== Aim ==
Which lines below contain the word "elements"? Show each such line in full, matching case exactly.

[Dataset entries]
--- START ---

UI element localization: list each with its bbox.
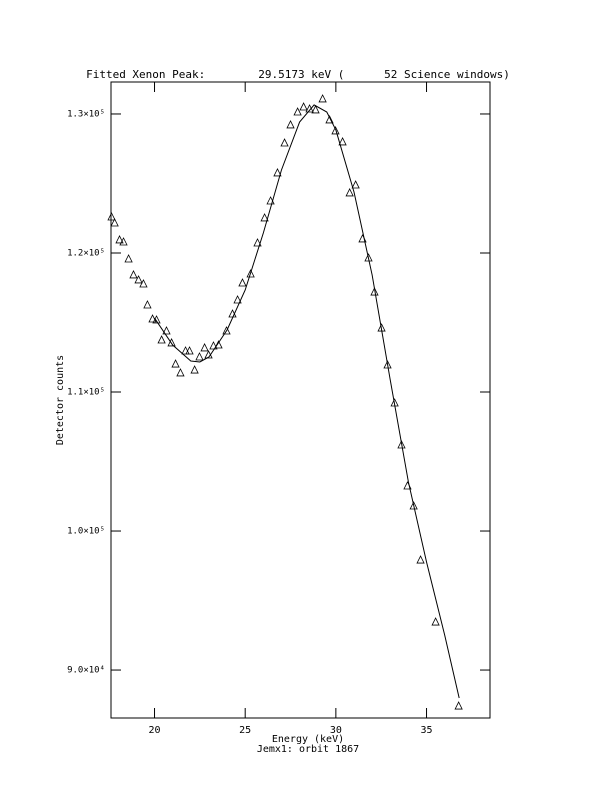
- data-point: [383, 360, 392, 369]
- data-point: [299, 102, 308, 111]
- data-point: [397, 440, 406, 449]
- data-point: [431, 617, 440, 626]
- data-point: [176, 368, 185, 377]
- data-point: [124, 254, 133, 263]
- data-point: [167, 338, 176, 347]
- fit-line: [154, 104, 460, 699]
- data-point: [253, 238, 262, 247]
- data-point: [181, 346, 190, 355]
- data-point: [338, 137, 347, 146]
- x-tick-label: 20: [148, 725, 160, 736]
- data-point: [195, 352, 204, 361]
- data-point: [200, 343, 209, 352]
- data-point: [134, 275, 143, 284]
- y-tick-label: 1.0×10⁵: [67, 527, 105, 537]
- data-point: [143, 300, 152, 309]
- data-point: [209, 341, 218, 350]
- chart-title: Fitted Xenon Peak: 29.5173 keV ( 52 Scie…: [86, 68, 510, 81]
- data-point: [311, 105, 320, 114]
- data-point: [260, 213, 269, 222]
- data-point: [238, 278, 247, 287]
- data-point: [416, 555, 425, 564]
- data-point: [293, 107, 302, 116]
- y-tick-label: 9.0×10⁴: [67, 666, 105, 676]
- data-point: [364, 253, 373, 262]
- data-point: [345, 188, 354, 197]
- data-point: [325, 115, 334, 124]
- plot-frame: [110, 81, 491, 719]
- x-tick-label: 30: [330, 725, 342, 736]
- data-point: [185, 346, 194, 355]
- data-point: [129, 270, 138, 279]
- data-point: [190, 365, 199, 374]
- data-point: [409, 501, 418, 510]
- data-point: [280, 138, 289, 147]
- data-point: [162, 326, 171, 335]
- x-tick-label: 35: [421, 725, 433, 736]
- y-tick-label: 1.3×10⁵: [67, 109, 105, 119]
- y-axis-label: Detector counts: [55, 355, 66, 445]
- data-point: [454, 701, 463, 710]
- data-point: [152, 315, 161, 324]
- data-point: [246, 269, 255, 278]
- data-point: [331, 126, 340, 135]
- data-point: [107, 212, 116, 221]
- data-point: [119, 237, 128, 246]
- data-point: [110, 218, 119, 227]
- data-point: [370, 287, 379, 296]
- data-point: [139, 279, 148, 288]
- data-point: [157, 335, 166, 344]
- data-point: [286, 120, 295, 129]
- data-point: [273, 168, 282, 177]
- data-point: [318, 94, 327, 103]
- y-tick-label: 1.2×10⁵: [67, 248, 105, 258]
- data-point: [351, 180, 360, 189]
- data-point: [233, 295, 242, 304]
- data-point: [115, 235, 124, 244]
- x-tick-label: 25: [239, 725, 251, 736]
- data-point: [171, 359, 180, 368]
- y-tick-label: 1.1×10⁵: [67, 388, 105, 398]
- subtitle: Jemx1: orbit 1867: [257, 744, 359, 755]
- x-axis-label: Energy (keV): [272, 734, 344, 745]
- data-point: [222, 326, 231, 335]
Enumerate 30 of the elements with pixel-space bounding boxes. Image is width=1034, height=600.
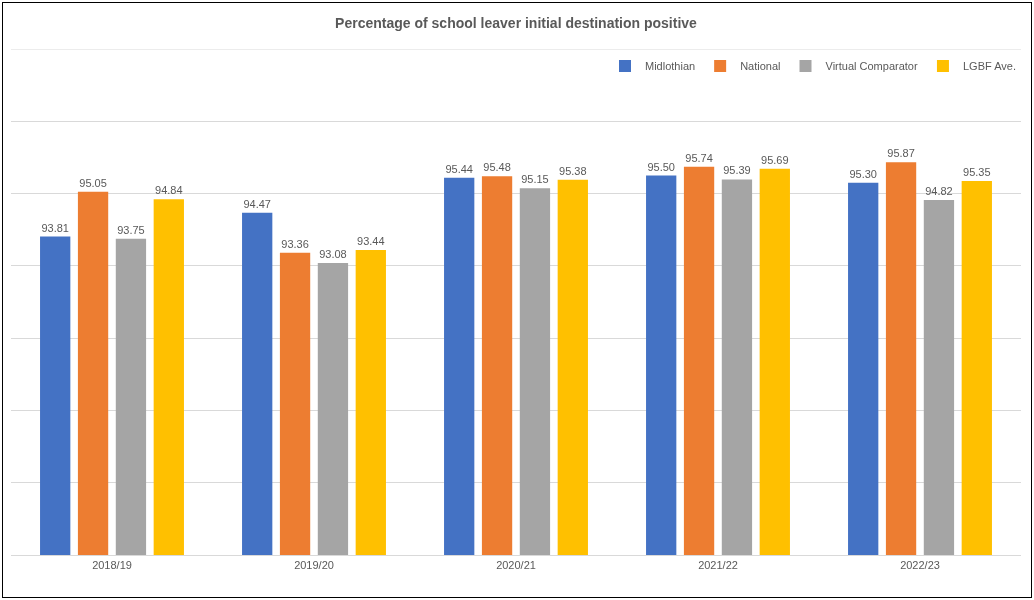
data-label: 95.87 [887, 147, 915, 160]
legend-label: Virtual Comparator [825, 60, 918, 73]
data-label: 93.75 [117, 223, 145, 236]
x-tick-label: 2018/19 [92, 559, 132, 572]
data-label: 95.30 [849, 167, 877, 180]
x-tick-label: 2020/21 [496, 559, 536, 572]
data-label: 95.69 [761, 153, 789, 166]
chart-title: Percentage of school leaver initial destination positive [335, 14, 698, 31]
x-tick-label: 2022/23 [900, 559, 940, 572]
x-tick-label: 2019/20 [294, 559, 334, 572]
data-label: 95.05 [79, 176, 107, 189]
legend-label: Midlothian [645, 60, 696, 73]
data-label: 95.38 [559, 164, 587, 177]
data-label: 95.15 [521, 173, 549, 186]
data-label: 93.36 [281, 237, 309, 250]
data-label: 95.35 [963, 165, 991, 178]
data-label: 94.47 [243, 197, 271, 210]
data-label: 95.39 [723, 164, 751, 177]
data-label: 93.44 [357, 234, 385, 247]
data-label: 95.48 [483, 161, 511, 174]
x-tick-label: 2021/22 [698, 559, 738, 572]
data-label: 95.50 [647, 160, 675, 173]
data-label: 94.82 [925, 185, 953, 198]
data-label: 93.81 [41, 221, 69, 234]
data-label: 93.08 [319, 247, 347, 260]
data-label: 95.44 [445, 162, 473, 175]
legend-label: LGBF Ave. [962, 60, 1016, 73]
data-label: 94.84 [155, 184, 183, 197]
data-label: 95.74 [685, 151, 713, 164]
legend-label: National [740, 60, 781, 73]
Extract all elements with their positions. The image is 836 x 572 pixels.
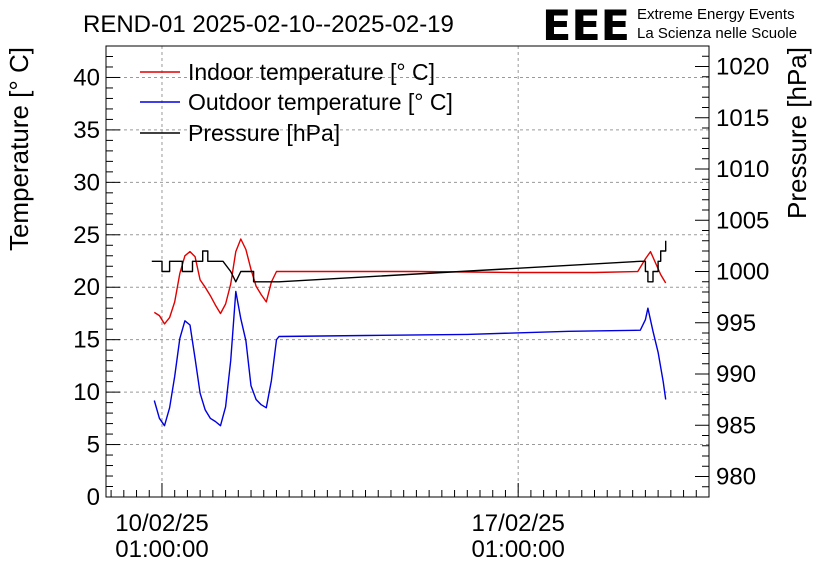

--- END ---

== Solution to the exercise ==
Enumerate 30 of the elements with pixel-space bounding boxes. Image is width=1034, height=600.
Extract all elements with their positions. The image is 836 x 572 pixels.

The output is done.